Dataset entries on figures
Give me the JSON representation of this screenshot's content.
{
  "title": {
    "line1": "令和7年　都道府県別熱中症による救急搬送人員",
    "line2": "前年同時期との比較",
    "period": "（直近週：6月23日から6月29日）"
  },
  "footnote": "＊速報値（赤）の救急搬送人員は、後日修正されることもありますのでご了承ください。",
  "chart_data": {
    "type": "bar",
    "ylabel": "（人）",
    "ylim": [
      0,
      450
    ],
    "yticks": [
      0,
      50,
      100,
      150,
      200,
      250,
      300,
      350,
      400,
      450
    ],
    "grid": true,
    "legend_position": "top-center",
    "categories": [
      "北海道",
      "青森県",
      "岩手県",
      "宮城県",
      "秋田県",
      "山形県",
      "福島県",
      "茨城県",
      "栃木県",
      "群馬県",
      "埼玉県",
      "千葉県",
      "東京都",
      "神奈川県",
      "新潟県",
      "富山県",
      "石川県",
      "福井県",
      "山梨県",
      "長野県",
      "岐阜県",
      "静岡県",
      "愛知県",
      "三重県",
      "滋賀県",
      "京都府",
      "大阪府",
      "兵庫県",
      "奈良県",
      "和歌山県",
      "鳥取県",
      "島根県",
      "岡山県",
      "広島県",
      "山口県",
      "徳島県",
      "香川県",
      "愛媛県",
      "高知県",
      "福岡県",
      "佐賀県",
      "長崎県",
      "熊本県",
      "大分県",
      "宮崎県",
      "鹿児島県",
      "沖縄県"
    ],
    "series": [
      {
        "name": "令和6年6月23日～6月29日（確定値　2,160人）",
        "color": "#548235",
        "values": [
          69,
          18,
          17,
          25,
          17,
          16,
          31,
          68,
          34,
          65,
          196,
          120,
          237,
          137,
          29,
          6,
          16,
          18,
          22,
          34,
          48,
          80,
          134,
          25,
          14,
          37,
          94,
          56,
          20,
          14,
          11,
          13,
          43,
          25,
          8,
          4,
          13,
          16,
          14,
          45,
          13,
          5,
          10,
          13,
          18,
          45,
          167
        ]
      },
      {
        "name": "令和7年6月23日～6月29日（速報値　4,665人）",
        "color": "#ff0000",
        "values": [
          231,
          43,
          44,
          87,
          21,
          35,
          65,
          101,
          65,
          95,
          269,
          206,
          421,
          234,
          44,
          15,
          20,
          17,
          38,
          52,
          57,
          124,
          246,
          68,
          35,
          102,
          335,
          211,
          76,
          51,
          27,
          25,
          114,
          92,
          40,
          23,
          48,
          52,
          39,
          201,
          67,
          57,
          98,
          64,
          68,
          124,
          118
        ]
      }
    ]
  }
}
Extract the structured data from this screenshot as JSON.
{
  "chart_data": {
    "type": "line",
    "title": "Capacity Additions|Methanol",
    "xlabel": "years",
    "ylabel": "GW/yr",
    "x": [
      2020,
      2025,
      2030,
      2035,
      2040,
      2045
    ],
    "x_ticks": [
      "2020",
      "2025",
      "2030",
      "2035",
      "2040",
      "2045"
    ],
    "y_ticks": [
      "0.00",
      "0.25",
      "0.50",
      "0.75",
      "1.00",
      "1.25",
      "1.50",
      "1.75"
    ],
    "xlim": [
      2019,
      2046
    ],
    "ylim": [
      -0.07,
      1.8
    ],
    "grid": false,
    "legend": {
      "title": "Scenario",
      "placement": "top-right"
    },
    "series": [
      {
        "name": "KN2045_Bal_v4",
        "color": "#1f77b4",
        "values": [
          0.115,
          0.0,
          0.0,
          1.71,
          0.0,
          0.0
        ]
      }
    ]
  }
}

> _What needs to be done_:
Print only the lines from the one with "Extract the structured" to the end of the records, both included.

> _Answer in full_:
Extract the structured data from this screenshot as JSON.
{
  "chart_data": {
    "type": "line",
    "title": "Capacity Additions|Methanol",
    "xlabel": "years",
    "ylabel": "GW/yr",
    "x": [
      2020,
      2025,
      2030,
      2035,
      2040,
      2045
    ],
    "x_ticks": [
      "2020",
      "2025",
      "2030",
      "2035",
      "2040",
      "2045"
    ],
    "y_ticks": [
      "0.00",
      "0.25",
      "0.50",
      "0.75",
      "1.00",
      "1.25",
      "1.50",
      "1.75"
    ],
    "xlim": [
      2019,
      2046
    ],
    "ylim": [
      -0.07,
      1.8
    ],
    "grid": false,
    "legend": {
      "title": "Scenario",
      "placement": "top-right"
    },
    "series": [
      {
        "name": "KN2045_Bal_v4",
        "color": "#1f77b4",
        "values": [
          0.115,
          0.0,
          0.0,
          1.71,
          0.0,
          0.0
        ]
      }
    ]
  }
}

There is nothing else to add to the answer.